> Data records
####################

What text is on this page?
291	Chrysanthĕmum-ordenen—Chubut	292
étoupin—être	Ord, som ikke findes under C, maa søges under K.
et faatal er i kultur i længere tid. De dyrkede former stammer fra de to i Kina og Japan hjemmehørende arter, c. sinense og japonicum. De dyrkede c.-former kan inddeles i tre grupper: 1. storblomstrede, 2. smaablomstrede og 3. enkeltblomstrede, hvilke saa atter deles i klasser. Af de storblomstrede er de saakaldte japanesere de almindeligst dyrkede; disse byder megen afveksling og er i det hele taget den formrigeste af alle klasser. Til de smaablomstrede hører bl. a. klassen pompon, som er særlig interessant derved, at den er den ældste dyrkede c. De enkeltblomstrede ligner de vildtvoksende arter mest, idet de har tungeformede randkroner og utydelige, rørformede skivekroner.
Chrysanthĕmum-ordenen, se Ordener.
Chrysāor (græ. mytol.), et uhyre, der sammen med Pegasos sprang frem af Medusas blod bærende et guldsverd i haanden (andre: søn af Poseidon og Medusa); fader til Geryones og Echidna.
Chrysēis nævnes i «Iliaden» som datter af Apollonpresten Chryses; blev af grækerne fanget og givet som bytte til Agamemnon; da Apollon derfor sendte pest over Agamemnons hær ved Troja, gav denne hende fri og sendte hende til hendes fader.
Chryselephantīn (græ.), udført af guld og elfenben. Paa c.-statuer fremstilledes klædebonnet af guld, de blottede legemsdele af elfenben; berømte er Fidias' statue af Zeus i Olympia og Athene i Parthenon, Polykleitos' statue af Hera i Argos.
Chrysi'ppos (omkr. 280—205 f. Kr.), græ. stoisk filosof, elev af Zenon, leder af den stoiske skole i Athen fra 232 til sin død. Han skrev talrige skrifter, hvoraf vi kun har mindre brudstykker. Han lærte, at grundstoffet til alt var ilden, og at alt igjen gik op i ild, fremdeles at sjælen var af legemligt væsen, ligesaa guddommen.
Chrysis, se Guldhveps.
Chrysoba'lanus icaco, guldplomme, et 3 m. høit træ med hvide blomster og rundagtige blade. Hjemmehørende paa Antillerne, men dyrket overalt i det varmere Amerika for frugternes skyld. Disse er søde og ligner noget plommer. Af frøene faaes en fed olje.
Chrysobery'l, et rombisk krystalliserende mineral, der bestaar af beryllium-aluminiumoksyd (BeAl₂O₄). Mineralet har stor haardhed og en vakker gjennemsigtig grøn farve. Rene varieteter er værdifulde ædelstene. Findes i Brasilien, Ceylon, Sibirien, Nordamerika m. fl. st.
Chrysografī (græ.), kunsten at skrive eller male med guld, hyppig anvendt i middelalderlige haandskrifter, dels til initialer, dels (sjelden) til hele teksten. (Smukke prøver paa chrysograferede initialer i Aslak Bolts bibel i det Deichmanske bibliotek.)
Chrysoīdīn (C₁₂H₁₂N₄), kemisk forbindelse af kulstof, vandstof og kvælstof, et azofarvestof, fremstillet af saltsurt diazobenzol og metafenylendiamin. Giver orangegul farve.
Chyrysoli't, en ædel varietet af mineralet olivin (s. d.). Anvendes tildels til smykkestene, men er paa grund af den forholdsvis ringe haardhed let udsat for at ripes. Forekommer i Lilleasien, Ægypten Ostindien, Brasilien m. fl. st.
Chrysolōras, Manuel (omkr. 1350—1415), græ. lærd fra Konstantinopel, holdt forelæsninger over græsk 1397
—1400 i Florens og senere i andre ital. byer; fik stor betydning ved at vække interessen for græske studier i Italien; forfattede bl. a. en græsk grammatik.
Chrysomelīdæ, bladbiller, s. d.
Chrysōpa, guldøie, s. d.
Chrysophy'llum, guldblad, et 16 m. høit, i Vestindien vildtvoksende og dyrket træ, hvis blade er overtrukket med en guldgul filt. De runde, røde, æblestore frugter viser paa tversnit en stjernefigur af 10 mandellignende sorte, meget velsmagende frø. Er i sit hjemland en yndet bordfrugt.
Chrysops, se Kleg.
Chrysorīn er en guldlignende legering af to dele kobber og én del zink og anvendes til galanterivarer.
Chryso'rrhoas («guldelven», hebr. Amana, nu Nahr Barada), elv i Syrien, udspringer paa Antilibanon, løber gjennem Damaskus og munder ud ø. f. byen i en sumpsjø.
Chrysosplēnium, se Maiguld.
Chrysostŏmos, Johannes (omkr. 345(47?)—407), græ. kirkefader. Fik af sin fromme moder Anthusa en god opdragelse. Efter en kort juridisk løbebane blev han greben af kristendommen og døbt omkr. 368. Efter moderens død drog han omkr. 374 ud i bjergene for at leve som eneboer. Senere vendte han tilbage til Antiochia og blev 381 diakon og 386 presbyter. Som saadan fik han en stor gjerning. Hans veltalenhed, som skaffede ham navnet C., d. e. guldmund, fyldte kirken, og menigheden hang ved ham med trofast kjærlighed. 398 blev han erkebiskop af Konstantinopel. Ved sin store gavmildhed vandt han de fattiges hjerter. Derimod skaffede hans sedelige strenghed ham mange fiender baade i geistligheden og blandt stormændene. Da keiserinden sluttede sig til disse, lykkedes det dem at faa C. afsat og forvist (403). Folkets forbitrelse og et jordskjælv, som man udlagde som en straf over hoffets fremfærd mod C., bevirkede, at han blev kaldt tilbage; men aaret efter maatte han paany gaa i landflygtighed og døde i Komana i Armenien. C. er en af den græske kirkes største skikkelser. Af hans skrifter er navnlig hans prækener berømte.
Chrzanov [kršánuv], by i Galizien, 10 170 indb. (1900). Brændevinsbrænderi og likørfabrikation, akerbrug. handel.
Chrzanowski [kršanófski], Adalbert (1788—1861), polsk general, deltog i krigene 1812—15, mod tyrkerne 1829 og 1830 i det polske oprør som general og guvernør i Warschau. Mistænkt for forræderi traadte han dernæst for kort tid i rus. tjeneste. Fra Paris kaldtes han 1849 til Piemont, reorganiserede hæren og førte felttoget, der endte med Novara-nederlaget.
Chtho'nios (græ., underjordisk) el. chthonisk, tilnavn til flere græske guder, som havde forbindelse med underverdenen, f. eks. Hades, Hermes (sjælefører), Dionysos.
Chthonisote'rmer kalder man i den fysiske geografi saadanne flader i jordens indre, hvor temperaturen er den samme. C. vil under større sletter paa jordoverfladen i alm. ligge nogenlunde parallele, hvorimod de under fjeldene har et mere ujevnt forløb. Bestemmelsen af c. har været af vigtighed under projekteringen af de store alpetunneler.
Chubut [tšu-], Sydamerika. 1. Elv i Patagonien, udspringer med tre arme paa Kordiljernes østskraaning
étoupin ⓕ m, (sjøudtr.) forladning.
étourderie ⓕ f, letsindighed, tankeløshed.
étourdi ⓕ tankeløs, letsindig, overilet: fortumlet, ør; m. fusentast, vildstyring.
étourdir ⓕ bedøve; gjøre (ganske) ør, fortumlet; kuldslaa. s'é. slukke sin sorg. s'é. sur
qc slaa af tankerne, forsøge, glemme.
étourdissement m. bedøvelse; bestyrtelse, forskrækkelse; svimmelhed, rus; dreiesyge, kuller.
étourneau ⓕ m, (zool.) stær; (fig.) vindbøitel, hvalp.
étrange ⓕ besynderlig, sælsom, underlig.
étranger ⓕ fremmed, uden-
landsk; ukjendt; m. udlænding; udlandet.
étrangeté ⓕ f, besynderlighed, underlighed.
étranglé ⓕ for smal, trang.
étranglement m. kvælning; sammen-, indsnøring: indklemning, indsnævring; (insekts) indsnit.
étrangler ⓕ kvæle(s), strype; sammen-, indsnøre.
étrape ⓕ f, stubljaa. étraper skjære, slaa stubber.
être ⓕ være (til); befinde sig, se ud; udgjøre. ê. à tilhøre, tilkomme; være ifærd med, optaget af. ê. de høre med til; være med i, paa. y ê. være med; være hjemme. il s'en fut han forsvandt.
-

####################

> Work to complete
Your answer should be a single number: how many lines of the material contain the word "andre".

> Correct output
2